* _Short problem_: Count the lines in the records below that contain the word "Distribuidoras", and reply with only that number.

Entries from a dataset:

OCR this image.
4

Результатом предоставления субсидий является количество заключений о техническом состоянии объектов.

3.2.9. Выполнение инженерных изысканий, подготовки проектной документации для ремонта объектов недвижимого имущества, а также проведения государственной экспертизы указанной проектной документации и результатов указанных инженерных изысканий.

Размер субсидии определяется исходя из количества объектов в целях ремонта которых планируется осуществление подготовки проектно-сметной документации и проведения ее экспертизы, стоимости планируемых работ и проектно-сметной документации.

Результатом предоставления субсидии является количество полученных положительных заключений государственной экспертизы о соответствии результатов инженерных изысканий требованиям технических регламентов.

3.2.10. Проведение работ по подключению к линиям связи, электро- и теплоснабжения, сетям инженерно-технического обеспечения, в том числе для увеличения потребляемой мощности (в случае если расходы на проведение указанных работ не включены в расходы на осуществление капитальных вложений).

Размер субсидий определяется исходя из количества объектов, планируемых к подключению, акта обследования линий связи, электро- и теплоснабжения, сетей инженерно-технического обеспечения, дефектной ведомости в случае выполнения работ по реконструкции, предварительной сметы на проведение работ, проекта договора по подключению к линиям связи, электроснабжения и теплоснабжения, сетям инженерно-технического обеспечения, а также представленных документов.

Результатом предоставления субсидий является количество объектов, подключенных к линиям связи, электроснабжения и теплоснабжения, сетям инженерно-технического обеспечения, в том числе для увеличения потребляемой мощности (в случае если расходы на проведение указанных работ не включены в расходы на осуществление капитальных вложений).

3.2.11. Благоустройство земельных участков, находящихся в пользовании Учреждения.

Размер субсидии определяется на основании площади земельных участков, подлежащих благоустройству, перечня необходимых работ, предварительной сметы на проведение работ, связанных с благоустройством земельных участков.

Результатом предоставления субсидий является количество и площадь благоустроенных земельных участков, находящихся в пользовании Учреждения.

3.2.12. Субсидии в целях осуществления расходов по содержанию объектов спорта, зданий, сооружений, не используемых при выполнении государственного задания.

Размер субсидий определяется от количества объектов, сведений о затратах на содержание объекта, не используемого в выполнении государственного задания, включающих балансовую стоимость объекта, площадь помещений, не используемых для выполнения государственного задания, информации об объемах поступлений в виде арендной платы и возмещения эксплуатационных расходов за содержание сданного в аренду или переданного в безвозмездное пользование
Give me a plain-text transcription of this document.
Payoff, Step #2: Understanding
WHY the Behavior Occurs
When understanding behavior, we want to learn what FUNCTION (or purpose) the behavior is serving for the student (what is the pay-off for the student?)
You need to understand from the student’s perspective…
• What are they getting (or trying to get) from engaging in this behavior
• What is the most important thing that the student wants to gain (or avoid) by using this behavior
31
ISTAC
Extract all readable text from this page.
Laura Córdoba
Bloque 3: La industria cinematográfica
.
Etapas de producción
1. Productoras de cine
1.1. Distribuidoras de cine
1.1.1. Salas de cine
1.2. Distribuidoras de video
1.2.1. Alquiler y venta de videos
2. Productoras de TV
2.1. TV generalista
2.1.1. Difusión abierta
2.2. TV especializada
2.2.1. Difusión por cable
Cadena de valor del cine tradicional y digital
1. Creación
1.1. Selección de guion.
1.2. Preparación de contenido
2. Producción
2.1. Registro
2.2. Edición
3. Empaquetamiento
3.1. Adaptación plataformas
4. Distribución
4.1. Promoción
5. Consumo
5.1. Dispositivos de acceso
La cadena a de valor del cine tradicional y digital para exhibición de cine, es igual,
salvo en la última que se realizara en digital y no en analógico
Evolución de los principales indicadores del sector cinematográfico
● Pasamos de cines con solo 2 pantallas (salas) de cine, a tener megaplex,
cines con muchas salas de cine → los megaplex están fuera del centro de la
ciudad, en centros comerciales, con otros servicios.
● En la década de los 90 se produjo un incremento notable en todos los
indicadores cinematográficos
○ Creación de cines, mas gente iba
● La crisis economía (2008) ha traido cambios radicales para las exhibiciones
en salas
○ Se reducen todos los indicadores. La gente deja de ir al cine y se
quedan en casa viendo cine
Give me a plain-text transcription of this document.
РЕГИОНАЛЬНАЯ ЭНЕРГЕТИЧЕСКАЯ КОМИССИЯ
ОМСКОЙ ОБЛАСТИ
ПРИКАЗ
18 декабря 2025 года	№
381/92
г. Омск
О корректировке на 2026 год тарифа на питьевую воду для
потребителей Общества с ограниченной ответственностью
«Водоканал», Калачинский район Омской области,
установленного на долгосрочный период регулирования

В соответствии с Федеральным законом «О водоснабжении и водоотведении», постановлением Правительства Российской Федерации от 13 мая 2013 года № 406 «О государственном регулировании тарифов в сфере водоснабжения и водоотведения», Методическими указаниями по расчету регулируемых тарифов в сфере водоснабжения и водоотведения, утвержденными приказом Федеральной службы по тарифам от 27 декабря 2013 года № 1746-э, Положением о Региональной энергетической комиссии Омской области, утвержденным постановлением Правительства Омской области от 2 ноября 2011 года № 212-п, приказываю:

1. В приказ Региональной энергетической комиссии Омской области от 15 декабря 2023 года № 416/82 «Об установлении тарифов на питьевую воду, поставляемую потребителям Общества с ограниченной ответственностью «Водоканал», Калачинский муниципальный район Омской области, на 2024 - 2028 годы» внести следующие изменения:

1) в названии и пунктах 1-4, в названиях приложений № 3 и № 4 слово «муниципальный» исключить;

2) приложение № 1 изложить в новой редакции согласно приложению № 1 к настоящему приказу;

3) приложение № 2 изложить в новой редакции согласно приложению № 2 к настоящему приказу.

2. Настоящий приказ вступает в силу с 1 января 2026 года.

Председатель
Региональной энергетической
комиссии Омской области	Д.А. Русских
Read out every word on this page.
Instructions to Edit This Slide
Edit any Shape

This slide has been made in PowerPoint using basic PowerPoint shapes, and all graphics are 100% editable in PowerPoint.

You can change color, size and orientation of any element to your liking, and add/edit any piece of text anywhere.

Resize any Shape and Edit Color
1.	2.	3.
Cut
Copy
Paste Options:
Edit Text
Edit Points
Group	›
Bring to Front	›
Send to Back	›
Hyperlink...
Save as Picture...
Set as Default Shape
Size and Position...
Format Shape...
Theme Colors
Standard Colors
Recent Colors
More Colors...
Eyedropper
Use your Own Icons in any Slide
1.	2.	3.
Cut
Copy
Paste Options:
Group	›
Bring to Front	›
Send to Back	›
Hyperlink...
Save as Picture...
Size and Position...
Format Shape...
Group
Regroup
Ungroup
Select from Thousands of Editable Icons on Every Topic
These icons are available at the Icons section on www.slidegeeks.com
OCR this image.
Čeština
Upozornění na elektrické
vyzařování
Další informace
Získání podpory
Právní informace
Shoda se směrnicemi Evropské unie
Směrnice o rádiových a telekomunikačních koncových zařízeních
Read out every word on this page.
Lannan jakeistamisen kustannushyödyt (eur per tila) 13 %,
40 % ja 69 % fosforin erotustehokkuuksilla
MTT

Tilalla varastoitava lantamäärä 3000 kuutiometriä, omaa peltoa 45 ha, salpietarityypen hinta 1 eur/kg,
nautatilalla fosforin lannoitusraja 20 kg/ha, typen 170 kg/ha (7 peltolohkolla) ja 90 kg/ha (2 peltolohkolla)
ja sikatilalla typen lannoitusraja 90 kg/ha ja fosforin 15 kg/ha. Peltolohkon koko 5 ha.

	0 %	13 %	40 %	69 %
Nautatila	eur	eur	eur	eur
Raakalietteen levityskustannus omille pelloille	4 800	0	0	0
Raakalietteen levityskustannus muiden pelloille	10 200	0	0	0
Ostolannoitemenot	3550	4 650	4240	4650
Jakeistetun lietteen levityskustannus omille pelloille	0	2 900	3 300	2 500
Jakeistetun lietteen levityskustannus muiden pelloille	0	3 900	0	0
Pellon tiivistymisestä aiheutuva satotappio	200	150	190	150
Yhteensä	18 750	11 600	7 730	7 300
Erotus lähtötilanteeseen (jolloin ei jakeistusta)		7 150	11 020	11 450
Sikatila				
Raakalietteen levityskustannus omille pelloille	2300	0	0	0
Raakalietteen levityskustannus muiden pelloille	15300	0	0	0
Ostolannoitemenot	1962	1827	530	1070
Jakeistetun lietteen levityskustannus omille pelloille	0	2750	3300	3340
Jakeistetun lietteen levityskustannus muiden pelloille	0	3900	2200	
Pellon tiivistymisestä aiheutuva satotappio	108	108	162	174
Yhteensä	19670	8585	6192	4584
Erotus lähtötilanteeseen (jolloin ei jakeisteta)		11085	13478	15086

* _Solution for this problem_: 2